Convert the material into a JSON list of strings, from its first line up to and including the line containing "897, 737, 913]", with one string per line and blank lines omitted.

[Layout records]

--------

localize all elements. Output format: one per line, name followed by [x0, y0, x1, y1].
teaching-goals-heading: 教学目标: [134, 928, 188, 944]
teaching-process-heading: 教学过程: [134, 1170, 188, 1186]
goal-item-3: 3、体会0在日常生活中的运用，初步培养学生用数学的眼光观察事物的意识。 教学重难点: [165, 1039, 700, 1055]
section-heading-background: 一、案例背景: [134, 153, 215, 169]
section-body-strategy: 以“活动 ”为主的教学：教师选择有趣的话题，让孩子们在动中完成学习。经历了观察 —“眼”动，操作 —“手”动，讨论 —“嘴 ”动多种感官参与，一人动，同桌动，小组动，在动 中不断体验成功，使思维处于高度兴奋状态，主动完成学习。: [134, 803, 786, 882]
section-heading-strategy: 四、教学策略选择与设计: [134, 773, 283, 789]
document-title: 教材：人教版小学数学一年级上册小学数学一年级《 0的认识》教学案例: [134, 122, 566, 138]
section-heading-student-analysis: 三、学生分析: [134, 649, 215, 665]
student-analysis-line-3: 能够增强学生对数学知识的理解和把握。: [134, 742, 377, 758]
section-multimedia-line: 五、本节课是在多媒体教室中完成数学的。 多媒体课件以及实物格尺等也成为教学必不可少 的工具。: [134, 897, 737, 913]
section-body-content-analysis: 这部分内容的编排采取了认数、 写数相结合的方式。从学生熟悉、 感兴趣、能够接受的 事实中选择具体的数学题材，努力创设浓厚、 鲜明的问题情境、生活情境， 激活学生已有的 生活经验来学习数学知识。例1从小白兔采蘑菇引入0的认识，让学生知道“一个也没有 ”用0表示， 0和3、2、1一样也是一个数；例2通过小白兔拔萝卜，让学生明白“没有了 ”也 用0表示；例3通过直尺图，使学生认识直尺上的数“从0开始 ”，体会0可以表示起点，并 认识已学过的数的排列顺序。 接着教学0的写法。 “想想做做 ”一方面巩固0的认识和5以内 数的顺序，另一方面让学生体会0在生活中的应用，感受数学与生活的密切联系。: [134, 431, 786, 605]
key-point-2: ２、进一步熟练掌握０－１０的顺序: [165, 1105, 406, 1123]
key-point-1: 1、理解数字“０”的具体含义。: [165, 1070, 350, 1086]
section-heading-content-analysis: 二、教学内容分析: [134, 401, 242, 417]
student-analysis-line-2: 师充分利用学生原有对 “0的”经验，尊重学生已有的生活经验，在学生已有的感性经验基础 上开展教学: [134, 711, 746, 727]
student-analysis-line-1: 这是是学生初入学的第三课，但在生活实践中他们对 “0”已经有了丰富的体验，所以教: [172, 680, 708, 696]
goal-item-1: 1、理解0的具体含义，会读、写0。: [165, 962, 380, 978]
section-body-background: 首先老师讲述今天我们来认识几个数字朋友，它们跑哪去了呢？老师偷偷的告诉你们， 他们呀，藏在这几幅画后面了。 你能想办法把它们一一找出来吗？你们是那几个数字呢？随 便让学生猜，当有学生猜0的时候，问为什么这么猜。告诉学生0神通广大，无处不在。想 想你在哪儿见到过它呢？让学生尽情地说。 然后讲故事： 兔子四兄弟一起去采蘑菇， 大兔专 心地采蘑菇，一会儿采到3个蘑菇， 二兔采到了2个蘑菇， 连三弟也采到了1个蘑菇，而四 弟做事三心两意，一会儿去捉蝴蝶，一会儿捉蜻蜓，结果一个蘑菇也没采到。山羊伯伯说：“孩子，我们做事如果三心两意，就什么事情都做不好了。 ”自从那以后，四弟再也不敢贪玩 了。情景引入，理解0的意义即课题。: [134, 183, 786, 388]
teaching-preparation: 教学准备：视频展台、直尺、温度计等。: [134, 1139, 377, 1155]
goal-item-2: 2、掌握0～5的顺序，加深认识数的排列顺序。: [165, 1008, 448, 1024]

--------

▶ [Expected answer]
[
  "localize all elements. Output format: one per line, name followed by [x0, y0, x1, y1].",
  "teaching-goals-heading: 教学目标: [134, 928, 188, 944]",
  "teaching-process-heading: 教学过程: [134, 1170, 188, 1186]",
  "goal-item-3: 3、体会0在日常生活中的运用，初步培养学生用数学的眼光观察事物的意识。 教学重难点: [165, 1039, 700, 1055]",
  "section-heading-background: 一、案例背景: [134, 153, 215, 169]",
  "section-body-strategy: 以“活动 ”为主的教学：教师选择有趣的话题，让孩子们在动中完成学习。经历了观察 —“眼”动，操作 —“手”动，讨论 —“嘴 ”动多种感官参与，一人动，同桌动，小组动，在动 中不断体验成功，使思维处于高度兴奋状态，主动完成学习。: [134, 803, 786, 882]",
  "section-heading-strategy: 四、教学策略选择与设计: [134, 773, 283, 789]",
  "document-title: 教材：人教版小学数学一年级上册小学数学一年级《 0的认识》教学案例: [134, 122, 566, 138]",
  "section-heading-student-analysis: 三、学生分析: [134, 649, 215, 665]",
  "student-analysis-line-3: 能够增强学生对数学知识的理解和把握。: [134, 742, 377, 758]",
  "section-multimedia-line: 五、本节课是在多媒体教室中完成数学的。 多媒体课件以及实物格尺等也成为教学必不可少 的工具。: [134, 897, 737, 913]"
]